What the task requires - Going through the data below, copy out each line where the word "referrals" shows up.

Material for this exercise -
● ● ● ● ● ● ●
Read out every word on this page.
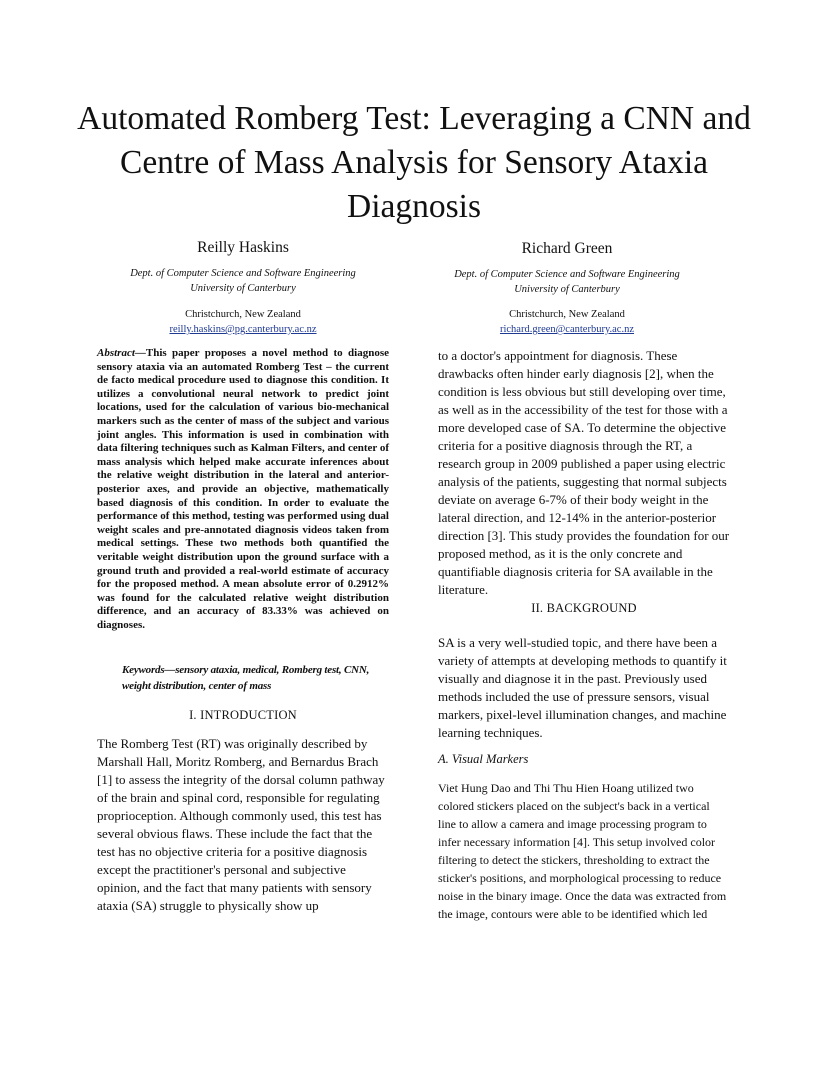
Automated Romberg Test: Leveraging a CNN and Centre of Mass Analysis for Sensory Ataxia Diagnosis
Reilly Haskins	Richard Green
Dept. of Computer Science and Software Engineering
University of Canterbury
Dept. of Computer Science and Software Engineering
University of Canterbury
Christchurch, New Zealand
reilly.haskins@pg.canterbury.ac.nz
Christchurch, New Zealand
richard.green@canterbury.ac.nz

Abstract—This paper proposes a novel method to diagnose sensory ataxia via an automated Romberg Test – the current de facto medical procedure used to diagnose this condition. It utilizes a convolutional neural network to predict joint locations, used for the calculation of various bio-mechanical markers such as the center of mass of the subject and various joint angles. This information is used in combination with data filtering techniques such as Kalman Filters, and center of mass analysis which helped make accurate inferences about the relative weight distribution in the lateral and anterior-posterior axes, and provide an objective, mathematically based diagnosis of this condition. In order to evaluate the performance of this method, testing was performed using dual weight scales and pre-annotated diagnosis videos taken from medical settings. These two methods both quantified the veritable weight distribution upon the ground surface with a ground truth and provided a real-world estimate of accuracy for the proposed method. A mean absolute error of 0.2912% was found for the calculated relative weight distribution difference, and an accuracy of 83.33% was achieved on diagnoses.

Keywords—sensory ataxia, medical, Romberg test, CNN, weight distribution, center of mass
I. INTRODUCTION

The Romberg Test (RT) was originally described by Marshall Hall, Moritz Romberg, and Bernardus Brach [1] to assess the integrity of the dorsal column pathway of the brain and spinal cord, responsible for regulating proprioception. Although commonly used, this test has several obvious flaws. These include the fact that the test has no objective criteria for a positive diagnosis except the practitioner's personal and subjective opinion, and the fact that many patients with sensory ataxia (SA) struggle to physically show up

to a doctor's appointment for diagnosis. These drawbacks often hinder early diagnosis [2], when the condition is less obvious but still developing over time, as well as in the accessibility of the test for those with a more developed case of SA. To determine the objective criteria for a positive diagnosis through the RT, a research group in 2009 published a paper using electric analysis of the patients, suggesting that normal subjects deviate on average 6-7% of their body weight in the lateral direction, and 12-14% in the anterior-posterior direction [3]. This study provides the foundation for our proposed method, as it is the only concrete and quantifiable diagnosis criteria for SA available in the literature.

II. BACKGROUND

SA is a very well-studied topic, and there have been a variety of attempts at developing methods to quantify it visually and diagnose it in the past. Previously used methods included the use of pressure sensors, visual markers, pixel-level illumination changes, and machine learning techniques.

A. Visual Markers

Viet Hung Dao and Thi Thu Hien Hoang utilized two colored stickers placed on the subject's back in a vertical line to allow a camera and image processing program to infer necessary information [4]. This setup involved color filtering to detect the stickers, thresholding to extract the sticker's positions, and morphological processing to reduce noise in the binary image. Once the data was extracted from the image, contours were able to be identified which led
● ● ● ● ● ● ●
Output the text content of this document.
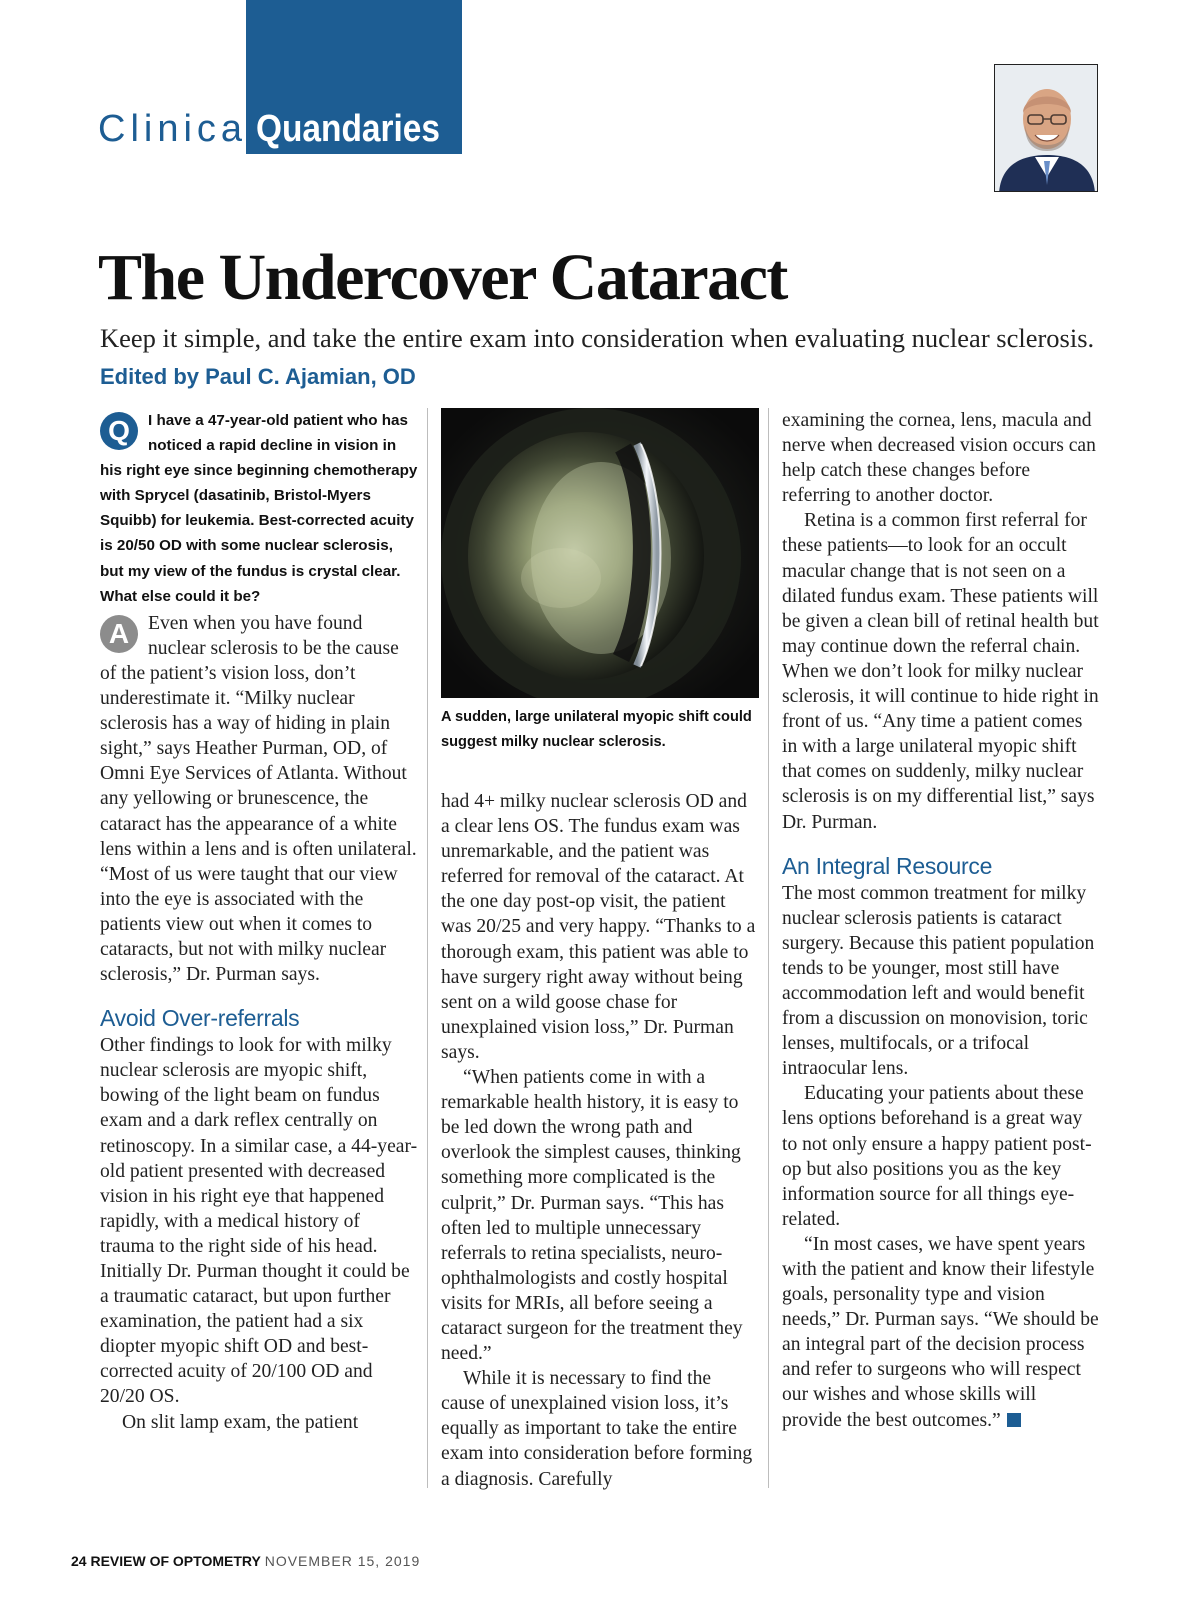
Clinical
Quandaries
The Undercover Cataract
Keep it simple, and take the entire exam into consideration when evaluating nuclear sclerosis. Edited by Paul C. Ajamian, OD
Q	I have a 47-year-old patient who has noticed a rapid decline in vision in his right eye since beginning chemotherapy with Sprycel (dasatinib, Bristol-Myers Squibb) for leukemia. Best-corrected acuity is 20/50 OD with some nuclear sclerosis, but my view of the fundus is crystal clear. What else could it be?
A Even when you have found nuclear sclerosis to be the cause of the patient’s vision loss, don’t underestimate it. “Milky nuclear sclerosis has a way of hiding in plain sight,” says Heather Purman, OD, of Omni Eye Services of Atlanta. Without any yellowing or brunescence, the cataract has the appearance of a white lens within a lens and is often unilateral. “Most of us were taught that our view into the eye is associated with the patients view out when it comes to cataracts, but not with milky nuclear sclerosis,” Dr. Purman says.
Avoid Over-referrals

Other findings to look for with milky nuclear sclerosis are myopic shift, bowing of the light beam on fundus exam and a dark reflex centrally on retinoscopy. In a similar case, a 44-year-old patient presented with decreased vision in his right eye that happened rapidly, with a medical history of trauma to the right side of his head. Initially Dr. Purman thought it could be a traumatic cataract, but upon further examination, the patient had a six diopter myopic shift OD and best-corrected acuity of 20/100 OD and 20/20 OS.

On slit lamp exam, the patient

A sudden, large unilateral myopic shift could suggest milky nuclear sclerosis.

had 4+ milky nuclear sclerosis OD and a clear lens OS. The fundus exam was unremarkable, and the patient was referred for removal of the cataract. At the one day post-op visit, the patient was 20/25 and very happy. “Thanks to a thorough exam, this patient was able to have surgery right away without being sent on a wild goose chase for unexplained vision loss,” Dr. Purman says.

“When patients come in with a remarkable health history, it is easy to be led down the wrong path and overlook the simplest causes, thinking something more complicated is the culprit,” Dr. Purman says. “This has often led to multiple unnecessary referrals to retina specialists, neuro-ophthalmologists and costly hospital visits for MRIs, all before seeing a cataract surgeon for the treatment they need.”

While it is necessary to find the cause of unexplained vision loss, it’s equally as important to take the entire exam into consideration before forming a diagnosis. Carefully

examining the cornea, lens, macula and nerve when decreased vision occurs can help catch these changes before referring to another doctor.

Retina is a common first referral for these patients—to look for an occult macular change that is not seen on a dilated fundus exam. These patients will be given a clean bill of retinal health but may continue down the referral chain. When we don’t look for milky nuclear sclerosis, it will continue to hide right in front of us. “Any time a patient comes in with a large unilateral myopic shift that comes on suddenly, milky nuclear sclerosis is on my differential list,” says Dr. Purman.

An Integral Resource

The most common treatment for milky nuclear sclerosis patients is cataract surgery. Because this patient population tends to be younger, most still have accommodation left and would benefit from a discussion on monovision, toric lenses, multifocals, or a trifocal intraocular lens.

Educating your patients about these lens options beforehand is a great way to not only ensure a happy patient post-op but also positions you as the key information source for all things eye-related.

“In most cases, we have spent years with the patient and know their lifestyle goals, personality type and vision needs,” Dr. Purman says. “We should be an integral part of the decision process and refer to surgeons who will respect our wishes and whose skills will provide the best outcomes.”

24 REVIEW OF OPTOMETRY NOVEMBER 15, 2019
● ● ● ● ● ● ●
Solution to the problem -
Avoid Over-referrals
“When patients come in with a remarkable health history, it is easy to be led down the wrong path and overlook the simplest causes, thinking something more complicated is the culprit,” Dr. Purman says. “This has often led to multiple unnecessary referrals to retina specialists, neuro-ophthalmologists and costly hospital visits for MRIs, all before seeing a cataract surgeon for the treatment they need.”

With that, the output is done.